Dataset excerpt

* * * * * * * * *

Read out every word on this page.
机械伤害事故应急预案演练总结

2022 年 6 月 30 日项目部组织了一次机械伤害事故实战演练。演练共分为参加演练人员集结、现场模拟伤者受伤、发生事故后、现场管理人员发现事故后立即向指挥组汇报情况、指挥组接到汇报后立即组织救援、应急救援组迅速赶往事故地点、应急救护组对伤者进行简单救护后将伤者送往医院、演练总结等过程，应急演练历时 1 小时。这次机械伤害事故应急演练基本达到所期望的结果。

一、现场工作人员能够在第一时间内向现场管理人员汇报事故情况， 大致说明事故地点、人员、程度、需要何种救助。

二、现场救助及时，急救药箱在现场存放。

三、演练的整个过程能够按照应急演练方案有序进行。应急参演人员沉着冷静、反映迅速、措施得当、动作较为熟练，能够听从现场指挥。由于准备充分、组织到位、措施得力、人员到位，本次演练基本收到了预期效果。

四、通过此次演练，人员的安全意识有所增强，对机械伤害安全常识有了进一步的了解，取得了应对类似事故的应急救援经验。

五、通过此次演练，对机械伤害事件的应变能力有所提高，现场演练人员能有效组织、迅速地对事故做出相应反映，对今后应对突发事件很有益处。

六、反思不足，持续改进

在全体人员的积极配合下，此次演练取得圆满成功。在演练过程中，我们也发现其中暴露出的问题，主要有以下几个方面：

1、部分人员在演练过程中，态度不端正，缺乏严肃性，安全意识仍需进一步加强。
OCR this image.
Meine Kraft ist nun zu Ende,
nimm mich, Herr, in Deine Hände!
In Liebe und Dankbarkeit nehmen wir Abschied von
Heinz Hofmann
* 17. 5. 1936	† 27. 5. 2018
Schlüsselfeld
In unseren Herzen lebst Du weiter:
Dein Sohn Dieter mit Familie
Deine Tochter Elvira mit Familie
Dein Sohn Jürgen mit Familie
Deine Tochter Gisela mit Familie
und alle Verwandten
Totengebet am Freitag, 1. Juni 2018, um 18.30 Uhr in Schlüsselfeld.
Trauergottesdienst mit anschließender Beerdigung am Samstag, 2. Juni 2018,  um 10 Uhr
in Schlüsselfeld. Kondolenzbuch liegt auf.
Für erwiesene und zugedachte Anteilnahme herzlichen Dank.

* * * * * * * * *

- _Exercise requirements_:
Repeat the listing exactly, from its first line to its last.

- _Exercise solution_:
Read out every word on this page.
机械伤害事故应急预案演练总结

2022 年 6 月 30 日项目部组织了一次机械伤害事故实战演练。演练共分为参加演练人员集结、现场模拟伤者受伤、发生事故后、现场管理人员发现事故后立即向指挥组汇报情况、指挥组接到汇报后立即组织救援、应急救援组迅速赶往事故地点、应急救护组对伤者进行简单救护后将伤者送往医院、演练总结等过程，应急演练历时 1 小时。这次机械伤害事故应急演练基本达到所期望的结果。

一、现场工作人员能够在第一时间内向现场管理人员汇报事故情况， 大致说明事故地点、人员、程度、需要何种救助。

二、现场救助及时，急救药箱在现场存放。

三、演练的整个过程能够按照应急演练方案有序进行。应急参演人员沉着冷静、反映迅速、措施得当、动作较为熟练，能够听从现场指挥。由于准备充分、组织到位、措施得力、人员到位，本次演练基本收到了预期效果。

四、通过此次演练，人员的安全意识有所增强，对机械伤害安全常识有了进一步的了解，取得了应对类似事故的应急救援经验。

五、通过此次演练，对机械伤害事件的应变能力有所提高，现场演练人员能有效组织、迅速地对事故做出相应反映，对今后应对突发事件很有益处。

六、反思不足，持续改进

在全体人员的积极配合下，此次演练取得圆满成功。在演练过程中，我们也发现其中暴露出的问题，主要有以下几个方面：

1、部分人员在演练过程中，态度不端正，缺乏严肃性，安全意识仍需进一步加强。
OCR this image.
Meine Kraft ist nun zu Ende,
nimm mich, Herr, in Deine Hände!
In Liebe und Dankbarkeit nehmen wir Abschied von
Heinz Hofmann
* 17. 5. 1936	† 27. 5. 2018
Schlüsselfeld
In unseren Herzen lebst Du weiter:
Dein Sohn Dieter mit Familie
Deine Tochter Elvira mit Familie
Dein Sohn Jürgen mit Familie
Deine Tochter Gisela mit Familie
und alle Verwandten
Totengebet am Freitag, 1. Juni 2018, um 18.30 Uhr in Schlüsselfeld.
Trauergottesdienst mit anschließender Beerdigung am Samstag, 2. Juni 2018,  um 10 Uhr
in Schlüsselfeld. Kondolenzbuch liegt auf.
Für erwiesene und zugedachte Anteilnahme herzlichen Dank.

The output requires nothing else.